◆ **Work to do**
Repeat every line below exactly as it reads.

□ □ □ □

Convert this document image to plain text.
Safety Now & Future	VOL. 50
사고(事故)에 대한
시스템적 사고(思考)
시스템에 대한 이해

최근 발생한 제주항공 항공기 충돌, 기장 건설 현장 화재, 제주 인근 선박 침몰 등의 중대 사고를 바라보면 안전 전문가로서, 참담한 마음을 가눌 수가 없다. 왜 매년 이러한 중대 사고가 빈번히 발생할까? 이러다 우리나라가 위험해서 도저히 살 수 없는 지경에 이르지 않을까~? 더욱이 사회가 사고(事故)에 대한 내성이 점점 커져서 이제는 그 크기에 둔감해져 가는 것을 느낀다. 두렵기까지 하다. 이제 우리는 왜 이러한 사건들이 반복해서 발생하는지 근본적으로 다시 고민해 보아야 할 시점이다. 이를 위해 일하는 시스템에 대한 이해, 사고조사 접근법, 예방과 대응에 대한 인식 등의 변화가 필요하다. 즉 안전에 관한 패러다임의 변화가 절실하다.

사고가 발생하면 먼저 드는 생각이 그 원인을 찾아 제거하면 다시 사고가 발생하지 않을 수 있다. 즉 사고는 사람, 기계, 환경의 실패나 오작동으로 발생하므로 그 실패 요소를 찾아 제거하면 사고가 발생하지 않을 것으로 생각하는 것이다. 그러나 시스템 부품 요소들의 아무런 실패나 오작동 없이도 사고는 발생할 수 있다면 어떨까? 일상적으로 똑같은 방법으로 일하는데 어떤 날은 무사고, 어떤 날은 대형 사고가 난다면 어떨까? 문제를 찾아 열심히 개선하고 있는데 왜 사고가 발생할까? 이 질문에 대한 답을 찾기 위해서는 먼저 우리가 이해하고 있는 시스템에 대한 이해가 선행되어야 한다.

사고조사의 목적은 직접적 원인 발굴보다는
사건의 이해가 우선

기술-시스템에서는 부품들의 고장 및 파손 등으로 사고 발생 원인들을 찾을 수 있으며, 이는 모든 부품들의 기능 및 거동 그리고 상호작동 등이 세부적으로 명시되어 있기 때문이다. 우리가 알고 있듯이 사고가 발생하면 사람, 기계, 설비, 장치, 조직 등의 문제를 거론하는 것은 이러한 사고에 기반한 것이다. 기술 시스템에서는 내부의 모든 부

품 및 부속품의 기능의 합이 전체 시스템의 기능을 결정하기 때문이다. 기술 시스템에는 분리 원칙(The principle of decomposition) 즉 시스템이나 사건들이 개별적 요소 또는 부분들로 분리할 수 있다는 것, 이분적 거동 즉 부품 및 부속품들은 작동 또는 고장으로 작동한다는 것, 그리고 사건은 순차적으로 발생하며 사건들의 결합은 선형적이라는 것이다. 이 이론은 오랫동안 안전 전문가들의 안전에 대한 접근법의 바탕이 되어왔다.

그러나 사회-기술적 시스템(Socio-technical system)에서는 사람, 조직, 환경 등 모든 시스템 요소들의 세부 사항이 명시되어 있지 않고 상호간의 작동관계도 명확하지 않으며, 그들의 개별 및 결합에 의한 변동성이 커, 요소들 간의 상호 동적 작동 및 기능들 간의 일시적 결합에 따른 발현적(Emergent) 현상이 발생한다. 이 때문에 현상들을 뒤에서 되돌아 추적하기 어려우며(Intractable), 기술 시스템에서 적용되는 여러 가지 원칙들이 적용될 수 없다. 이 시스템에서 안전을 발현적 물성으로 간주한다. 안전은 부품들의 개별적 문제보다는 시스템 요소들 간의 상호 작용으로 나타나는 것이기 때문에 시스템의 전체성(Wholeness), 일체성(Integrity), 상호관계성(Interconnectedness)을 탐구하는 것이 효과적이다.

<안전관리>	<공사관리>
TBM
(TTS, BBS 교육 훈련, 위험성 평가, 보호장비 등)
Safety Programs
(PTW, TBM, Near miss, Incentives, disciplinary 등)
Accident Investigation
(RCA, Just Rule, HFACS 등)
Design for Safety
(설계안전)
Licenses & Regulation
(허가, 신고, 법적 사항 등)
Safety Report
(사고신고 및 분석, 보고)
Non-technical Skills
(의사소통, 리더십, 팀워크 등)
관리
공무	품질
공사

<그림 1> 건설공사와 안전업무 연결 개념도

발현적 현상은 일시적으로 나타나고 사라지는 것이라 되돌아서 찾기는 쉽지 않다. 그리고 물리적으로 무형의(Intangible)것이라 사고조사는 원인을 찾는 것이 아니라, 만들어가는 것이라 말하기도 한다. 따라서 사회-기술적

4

□ □ □ □

◆ **Solution for this exercise**
Convert this document image to plain text.
Safety Now & Future	VOL. 50
사고(事故)에 대한
시스템적 사고(思考)
시스템에 대한 이해

최근 발생한 제주항공 항공기 충돌, 기장 건설 현장 화재, 제주 인근 선박 침몰 등의 중대 사고를 바라보면 안전 전문가로서, 참담한 마음을 가눌 수가 없다. 왜 매년 이러한 중대 사고가 빈번히 발생할까? 이러다 우리나라가 위험해서 도저히 살 수 없는 지경에 이르지 않을까~? 더욱이 사회가 사고(事故)에 대한 내성이 점점 커져서 이제는 그 크기에 둔감해져 가는 것을 느낀다. 두렵기까지 하다. 이제 우리는 왜 이러한 사건들이 반복해서 발생하는지 근본적으로 다시 고민해 보아야 할 시점이다. 이를 위해 일하는 시스템에 대한 이해, 사고조사 접근법, 예방과 대응에 대한 인식 등의 변화가 필요하다. 즉 안전에 관한 패러다임의 변화가 절실하다.

사고가 발생하면 먼저 드는 생각이 그 원인을 찾아 제거하면 다시 사고가 발생하지 않을 수 있다. 즉 사고는 사람, 기계, 환경의 실패나 오작동으로 발생하므로 그 실패 요소를 찾아 제거하면 사고가 발생하지 않을 것으로 생각하는 것이다. 그러나 시스템 부품 요소들의 아무런 실패나 오작동 없이도 사고는 발생할 수 있다면 어떨까? 일상적으로 똑같은 방법으로 일하는데 어떤 날은 무사고, 어떤 날은 대형 사고가 난다면 어떨까? 문제를 찾아 열심히 개선하고 있는데 왜 사고가 발생할까? 이 질문에 대한 답을 찾기 위해서는 먼저 우리가 이해하고 있는 시스템에 대한 이해가 선행되어야 한다.

사고조사의 목적은 직접적 원인 발굴보다는
사건의 이해가 우선

기술-시스템에서는 부품들의 고장 및 파손 등으로 사고 발생 원인들을 찾을 수 있으며, 이는 모든 부품들의 기능 및 거동 그리고 상호작동 등이 세부적으로 명시되어 있기 때문이다. 우리가 알고 있듯이 사고가 발생하면 사람, 기계, 설비, 장치, 조직 등의 문제를 거론하는 것은 이러한 사고에 기반한 것이다. 기술 시스템에서는 내부의 모든 부

품 및 부속품의 기능의 합이 전체 시스템의 기능을 결정하기 때문이다. 기술 시스템에는 분리 원칙(The principle of decomposition) 즉 시스템이나 사건들이 개별적 요소 또는 부분들로 분리할 수 있다는 것, 이분적 거동 즉 부품 및 부속품들은 작동 또는 고장으로 작동한다는 것, 그리고 사건은 순차적으로 발생하며 사건들의 결합은 선형적이라는 것이다. 이 이론은 오랫동안 안전 전문가들의 안전에 대한 접근법의 바탕이 되어왔다.

그러나 사회-기술적 시스템(Socio-technical system)에서는 사람, 조직, 환경 등 모든 시스템 요소들의 세부 사항이 명시되어 있지 않고 상호간의 작동관계도 명확하지 않으며, 그들의 개별 및 결합에 의한 변동성이 커, 요소들 간의 상호 동적 작동 및 기능들 간의 일시적 결합에 따른 발현적(Emergent) 현상이 발생한다. 이 때문에 현상들을 뒤에서 되돌아 추적하기 어려우며(Intractable), 기술 시스템에서 적용되는 여러 가지 원칙들이 적용될 수 없다. 이 시스템에서 안전을 발현적 물성으로 간주한다. 안전은 부품들의 개별적 문제보다는 시스템 요소들 간의 상호 작용으로 나타나는 것이기 때문에 시스템의 전체성(Wholeness), 일체성(Integrity), 상호관계성(Interconnectedness)을 탐구하는 것이 효과적이다.

<안전관리>	<공사관리>
TBM
(TTS, BBS 교육 훈련, 위험성 평가, 보호장비 등)
Safety Programs
(PTW, TBM, Near miss, Incentives, disciplinary 등)
Accident Investigation
(RCA, Just Rule, HFACS 등)
Design for Safety
(설계안전)
Licenses & Regulation
(허가, 신고, 법적 사항 등)
Safety Report
(사고신고 및 분석, 보고)
Non-technical Skills
(의사소통, 리더십, 팀워크 등)
관리
공무	품질
공사

<그림 1> 건설공사와 안전업무 연결 개념도

발현적 현상은 일시적으로 나타나고 사라지는 것이라 되돌아서 찾기는 쉽지 않다. 그리고 물리적으로 무형의(Intangible)것이라 사고조사는 원인을 찾는 것이 아니라, 만들어가는 것이라 말하기도 한다. 따라서 사회-기술적

4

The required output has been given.